▸ **TASK OBJECTIVE**: The records that follow are to be transcribed in full, without their images.
-- BEGIN RECORDS SHOWN --
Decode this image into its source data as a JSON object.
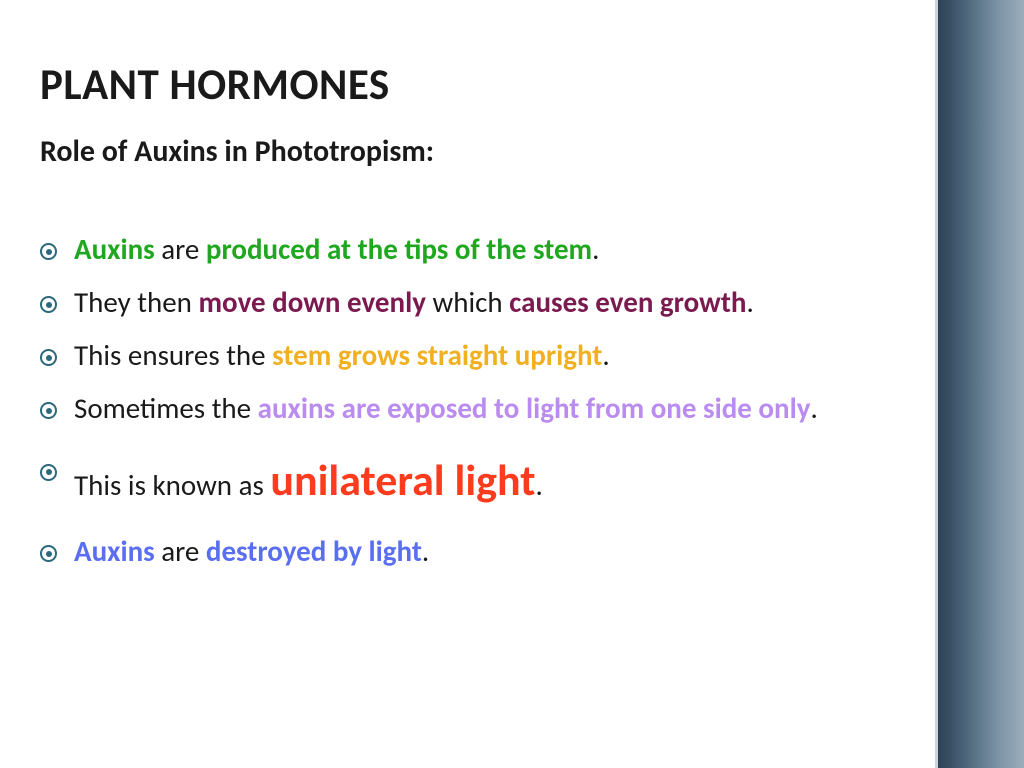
{
  "colors": {
    "text": "#1a1a1a",
    "green": "#1fa81f",
    "maroon": "#7b1a4f",
    "gold": "#f0b020",
    "pink": "#ee82ee",
    "violet": "#ba8cf0",
    "orange": "#ff3b1e",
    "slateblue": "#5a6ef0",
    "bullet": "#2a6a7c"
  },
  "title": "PLANT HORMONES",
  "subtitle": "Role of Auxins in Phototropism:",
  "bullets": [
    {
      "segments": [
        {
          "text": "Auxins",
          "bold": true,
          "colorKey": "green"
        },
        {
          "text": " are ",
          "bold": false,
          "colorKey": "text"
        },
        {
          "text": "produced at the tips of the stem",
          "bold": true,
          "colorKey": "green"
        },
        {
          "text": ".",
          "bold": false,
          "colorKey": "text"
        }
      ]
    },
    {
      "segments": [
        {
          "text": "They then ",
          "bold": false,
          "colorKey": "text"
        },
        {
          "text": "move down evenly",
          "bold": true,
          "colorKey": "maroon"
        },
        {
          "text": " which ",
          "bold": false,
          "colorKey": "text"
        },
        {
          "text": "causes even growth",
          "bold": true,
          "colorKey": "maroon"
        },
        {
          "text": ".",
          "bold": false,
          "colorKey": "text"
        }
      ]
    },
    {
      "segments": [
        {
          "text": "This ensures the ",
          "bold": false,
          "colorKey": "text"
        },
        {
          "text": "stem grows straight upright",
          "bold": true,
          "colorKey": "gold"
        },
        {
          "text": ".",
          "bold": false,
          "colorKey": "text"
        }
      ]
    },
    {
      "segments": [
        {
          "text": "Sometimes  the ",
          "bold": false,
          "colorKey": "text"
        },
        {
          "text": "auxins are exposed to light from one side only",
          "bold": true,
          "colorKey": "violet"
        },
        {
          "text": ".",
          "bold": false,
          "colorKey": "text"
        }
      ]
    },
    {
      "spacedTop": true,
      "segments": [
        {
          "text": "This is known as ",
          "bold": false,
          "colorKey": "text"
        },
        {
          "text": "unilateral light",
          "bold": true,
          "colorKey": "orange",
          "big": true
        },
        {
          "text": ".",
          "bold": false,
          "colorKey": "text"
        }
      ]
    },
    {
      "spacedTop": true,
      "segments": [
        {
          "text": "Auxins",
          "bold": true,
          "colorKey": "slateblue"
        },
        {
          "text": " are ",
          "bold": false,
          "colorKey": "text"
        },
        {
          "text": "destroyed by light",
          "bold": true,
          "colorKey": "slateblue"
        },
        {
          "text": ".",
          "bold": false,
          "colorKey": "text"
        }
      ]
    }
  ]
}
-- END RECORDS SHOWN --
▸ **SOLUTION TO THIS EXERCISE**:
Decode this image into its source data as a JSON object.
{
  "colors": {
    "text": "#1a1a1a",
    "green": "#1fa81f",
    "maroon": "#7b1a4f",
    "gold": "#f0b020",
    "pink": "#ee82ee",
    "violet": "#ba8cf0",
    "orange": "#ff3b1e",
    "slateblue": "#5a6ef0",
    "bullet": "#2a6a7c"
  },
  "title": "PLANT HORMONES",
  "subtitle": "Role of Auxins in Phototropism:",
  "bullets": [
    {
      "segments": [
        {
          "text": "Auxins",
          "bold": true,
          "colorKey": "green"
        },
        {
          "text": " are ",
          "bold": false,
          "colorKey": "text"
        },
        {
          "text": "produced at the tips of the stem",
          "bold": true,
          "colorKey": "green"
        },
        {
          "text": ".",
          "bold": false,
          "colorKey": "text"
        }
      ]
    },
    {
      "segments": [
        {
          "text": "They then ",
          "bold": false,
          "colorKey": "text"
        },
        {
          "text": "move down evenly",
          "bold": true,
          "colorKey": "maroon"
        },
        {
          "text": " which ",
          "bold": false,
          "colorKey": "text"
        },
        {
          "text": "causes even growth",
          "bold": true,
          "colorKey": "maroon"
        },
        {
          "text": ".",
          "bold": false,
          "colorKey": "text"
        }
      ]
    },
    {
      "segments": [
        {
          "text": "This ensures the ",
          "bold": false,
          "colorKey": "text"
        },
        {
          "text": "stem grows straight upright",
          "bold": true,
          "colorKey": "gold"
        },
        {
          "text": ".",
          "bold": false,
          "colorKey": "text"
        }
      ]
    },
    {
      "segments": [
        {
          "text": "Sometimes  the ",
          "bold": false,
          "colorKey": "text"
        },
        {
          "text": "auxins are exposed to light from one side only",
          "bold": true,
          "colorKey": "violet"
        },
        {
          "text": ".",
          "bold": false,
          "colorKey": "text"
        }
      ]
    },
    {
      "spacedTop": true,
      "segments": [
        {
          "text": "This is known as ",
          "bold": false,
          "colorKey": "text"
        },
        {
          "text": "unilateral light",
          "bold": true,
          "colorKey": "orange",
          "big": true
        },
        {
          "text": ".",
          "bold": false,
          "colorKey": "text"
        }
      ]
    },
    {
      "spacedTop": true,
      "segments": [
        {
          "text": "Auxins",
          "bold": true,
          "colorKey": "slateblue"
        },
        {
          "text": " are ",
          "bold": false,
          "colorKey": "text"
        },
        {
          "text": "destroyed by light",
          "bold": true,
          "colorKey": "slateblue"
        },
        {
          "text": ".",
          "bold": false,
          "colorKey": "text"
        }
      ]
    }
  ]
}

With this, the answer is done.